■ Written problem
Pull out every line containing the string "ajratishda".

■ Entries provided
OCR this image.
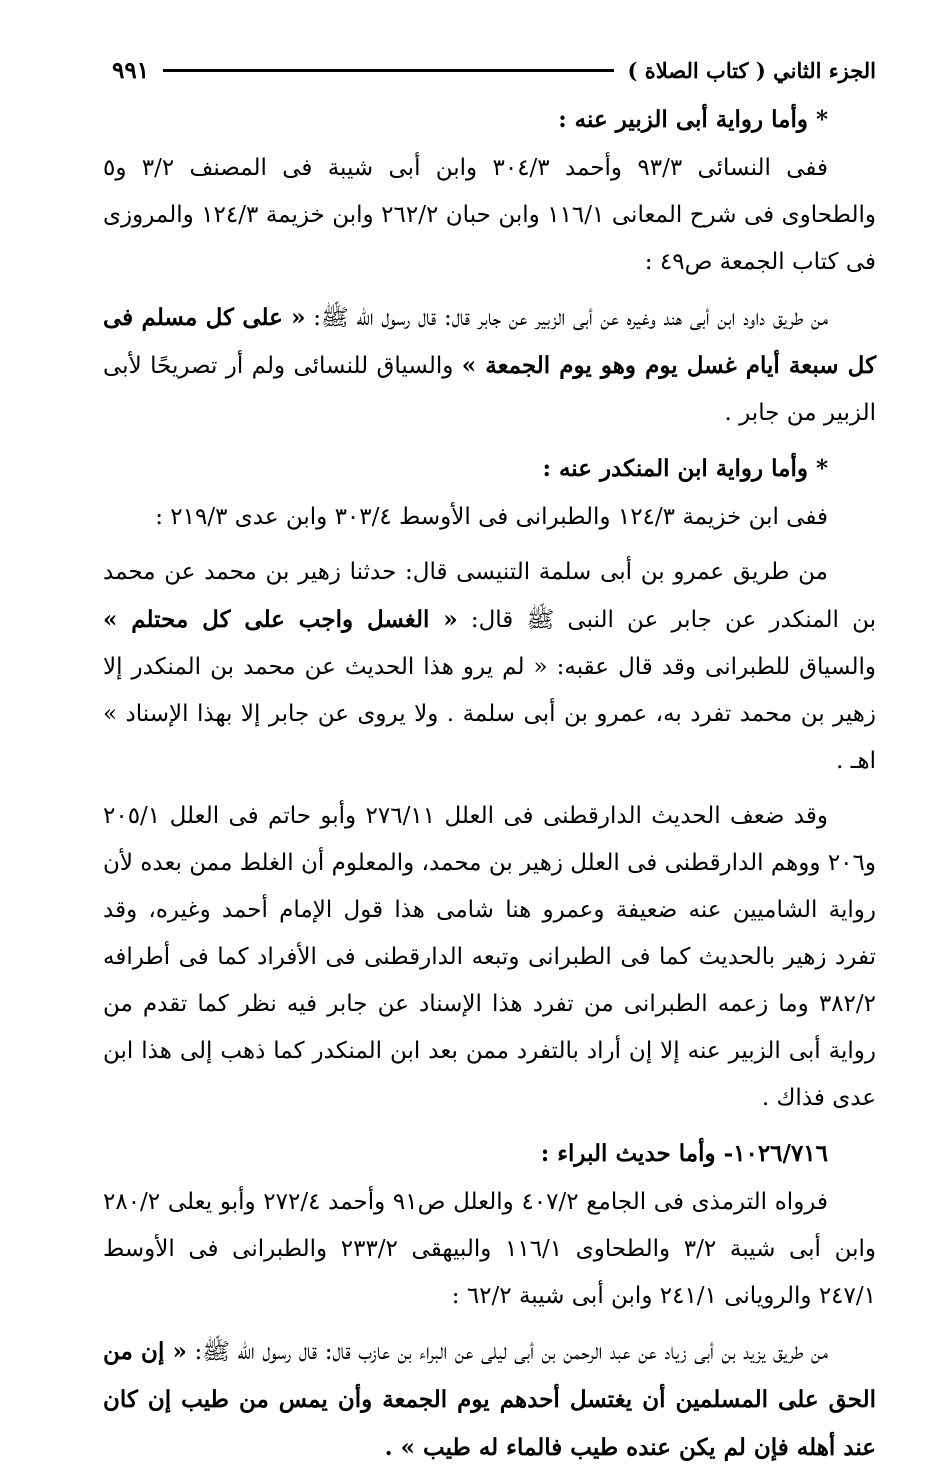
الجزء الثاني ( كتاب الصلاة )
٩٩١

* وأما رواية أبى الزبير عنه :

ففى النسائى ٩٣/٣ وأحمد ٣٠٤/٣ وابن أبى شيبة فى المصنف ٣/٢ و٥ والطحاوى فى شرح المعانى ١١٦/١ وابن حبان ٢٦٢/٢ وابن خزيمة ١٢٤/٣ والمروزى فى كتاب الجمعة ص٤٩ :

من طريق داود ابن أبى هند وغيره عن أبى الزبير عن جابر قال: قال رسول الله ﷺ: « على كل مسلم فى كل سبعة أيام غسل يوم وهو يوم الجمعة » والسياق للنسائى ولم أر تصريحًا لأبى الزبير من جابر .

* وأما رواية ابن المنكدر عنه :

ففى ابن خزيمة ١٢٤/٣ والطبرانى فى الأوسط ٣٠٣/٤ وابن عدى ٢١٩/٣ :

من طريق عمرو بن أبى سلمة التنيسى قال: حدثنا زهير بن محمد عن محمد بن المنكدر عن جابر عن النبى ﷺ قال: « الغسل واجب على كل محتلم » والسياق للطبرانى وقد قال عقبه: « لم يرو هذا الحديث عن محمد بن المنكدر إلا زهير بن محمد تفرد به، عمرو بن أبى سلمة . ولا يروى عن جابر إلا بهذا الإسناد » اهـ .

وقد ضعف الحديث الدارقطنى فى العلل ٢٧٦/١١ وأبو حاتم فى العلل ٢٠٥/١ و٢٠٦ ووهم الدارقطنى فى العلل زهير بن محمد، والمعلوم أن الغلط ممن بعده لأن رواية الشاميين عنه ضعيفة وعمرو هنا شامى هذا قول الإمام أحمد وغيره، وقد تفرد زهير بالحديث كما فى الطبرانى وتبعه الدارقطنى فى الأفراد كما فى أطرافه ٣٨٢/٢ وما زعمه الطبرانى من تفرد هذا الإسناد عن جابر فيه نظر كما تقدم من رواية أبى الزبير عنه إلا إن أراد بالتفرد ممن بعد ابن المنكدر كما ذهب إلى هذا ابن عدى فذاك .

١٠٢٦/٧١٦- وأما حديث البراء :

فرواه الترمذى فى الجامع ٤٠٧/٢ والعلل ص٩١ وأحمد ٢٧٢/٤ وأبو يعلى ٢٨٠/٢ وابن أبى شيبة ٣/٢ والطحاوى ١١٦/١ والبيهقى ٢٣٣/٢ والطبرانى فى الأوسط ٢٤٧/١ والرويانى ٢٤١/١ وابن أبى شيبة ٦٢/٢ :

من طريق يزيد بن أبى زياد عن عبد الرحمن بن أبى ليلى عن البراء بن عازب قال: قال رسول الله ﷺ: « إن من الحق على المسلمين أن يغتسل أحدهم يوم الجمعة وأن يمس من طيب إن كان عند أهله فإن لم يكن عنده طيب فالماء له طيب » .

* * *

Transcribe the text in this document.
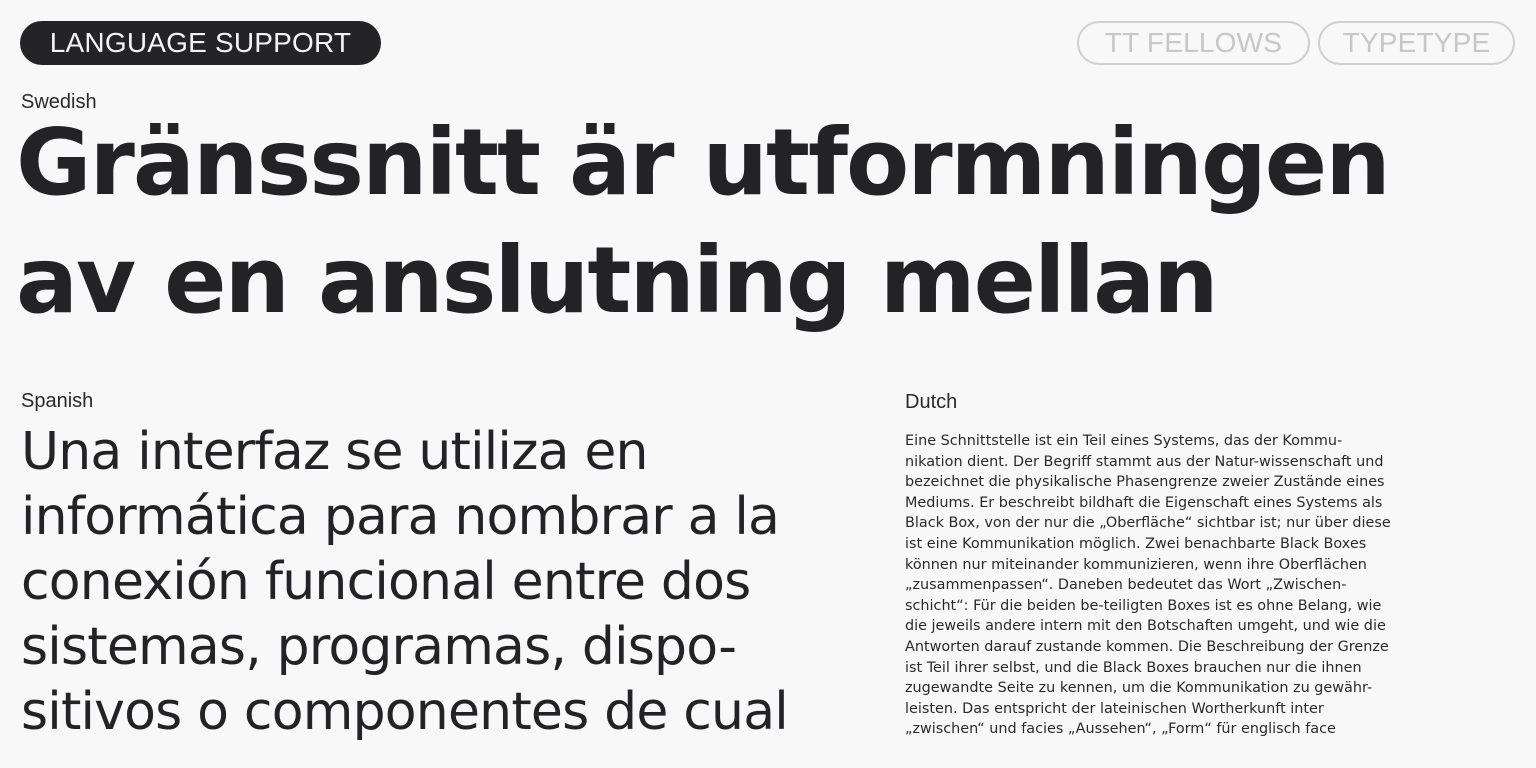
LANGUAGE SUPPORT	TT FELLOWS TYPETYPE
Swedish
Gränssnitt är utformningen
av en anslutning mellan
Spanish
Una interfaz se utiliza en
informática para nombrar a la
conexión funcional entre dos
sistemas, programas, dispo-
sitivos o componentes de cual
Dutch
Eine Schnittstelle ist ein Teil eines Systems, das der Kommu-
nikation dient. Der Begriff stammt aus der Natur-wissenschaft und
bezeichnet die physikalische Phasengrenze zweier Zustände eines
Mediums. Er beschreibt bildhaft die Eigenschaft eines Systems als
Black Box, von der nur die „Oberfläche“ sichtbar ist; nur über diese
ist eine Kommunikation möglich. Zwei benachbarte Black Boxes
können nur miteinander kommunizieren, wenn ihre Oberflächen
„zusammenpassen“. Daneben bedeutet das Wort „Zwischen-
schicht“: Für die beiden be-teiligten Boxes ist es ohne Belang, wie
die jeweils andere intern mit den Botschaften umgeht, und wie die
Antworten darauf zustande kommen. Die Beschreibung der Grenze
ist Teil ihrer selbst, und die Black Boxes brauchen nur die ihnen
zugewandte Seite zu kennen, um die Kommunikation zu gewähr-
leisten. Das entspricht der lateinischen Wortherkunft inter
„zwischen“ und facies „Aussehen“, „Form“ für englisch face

==

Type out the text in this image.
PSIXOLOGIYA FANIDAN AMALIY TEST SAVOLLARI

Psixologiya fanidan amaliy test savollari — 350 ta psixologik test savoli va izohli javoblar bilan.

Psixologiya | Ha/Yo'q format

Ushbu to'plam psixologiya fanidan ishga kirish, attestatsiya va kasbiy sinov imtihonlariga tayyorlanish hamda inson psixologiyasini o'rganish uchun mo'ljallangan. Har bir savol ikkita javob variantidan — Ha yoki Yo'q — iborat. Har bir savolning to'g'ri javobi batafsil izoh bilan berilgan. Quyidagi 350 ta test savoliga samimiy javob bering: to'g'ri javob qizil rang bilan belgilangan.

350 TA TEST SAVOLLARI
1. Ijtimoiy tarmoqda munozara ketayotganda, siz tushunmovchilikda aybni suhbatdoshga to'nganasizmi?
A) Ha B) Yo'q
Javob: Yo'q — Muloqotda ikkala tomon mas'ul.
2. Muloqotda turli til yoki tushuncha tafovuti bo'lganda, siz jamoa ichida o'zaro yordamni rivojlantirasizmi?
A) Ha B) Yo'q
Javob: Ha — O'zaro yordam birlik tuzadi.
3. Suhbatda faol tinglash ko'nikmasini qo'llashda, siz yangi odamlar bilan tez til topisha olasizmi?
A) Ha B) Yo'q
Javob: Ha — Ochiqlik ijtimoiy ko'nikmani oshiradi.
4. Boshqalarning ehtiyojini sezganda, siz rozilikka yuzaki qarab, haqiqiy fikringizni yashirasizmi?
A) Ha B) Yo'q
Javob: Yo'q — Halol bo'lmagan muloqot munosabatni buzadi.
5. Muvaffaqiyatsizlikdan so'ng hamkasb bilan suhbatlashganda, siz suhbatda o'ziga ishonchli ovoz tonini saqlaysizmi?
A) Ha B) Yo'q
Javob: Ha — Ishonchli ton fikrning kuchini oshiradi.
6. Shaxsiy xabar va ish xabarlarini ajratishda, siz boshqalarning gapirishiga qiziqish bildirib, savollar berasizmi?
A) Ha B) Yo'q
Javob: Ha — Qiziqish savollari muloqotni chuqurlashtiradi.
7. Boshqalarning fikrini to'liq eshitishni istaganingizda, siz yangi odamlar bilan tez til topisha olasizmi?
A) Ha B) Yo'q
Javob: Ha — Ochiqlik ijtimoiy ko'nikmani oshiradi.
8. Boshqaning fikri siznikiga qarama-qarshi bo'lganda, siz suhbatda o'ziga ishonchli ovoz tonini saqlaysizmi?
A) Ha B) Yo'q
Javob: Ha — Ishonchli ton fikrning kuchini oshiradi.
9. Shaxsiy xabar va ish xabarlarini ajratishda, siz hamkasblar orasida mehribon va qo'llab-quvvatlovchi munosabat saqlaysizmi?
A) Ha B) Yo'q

■ Output of the exercise
6. Shaxsiy xabar va ish xabarlarini ajratishda, siz boshqalarning gapirishiga qiziqish bildirib, savollar berasizmi?
9. Shaxsiy xabar va ish xabarlarini ajratishda, siz hamkasblar orasida mehribon va qo'llab-quvvatlovchi munosabat saqlaysizmi?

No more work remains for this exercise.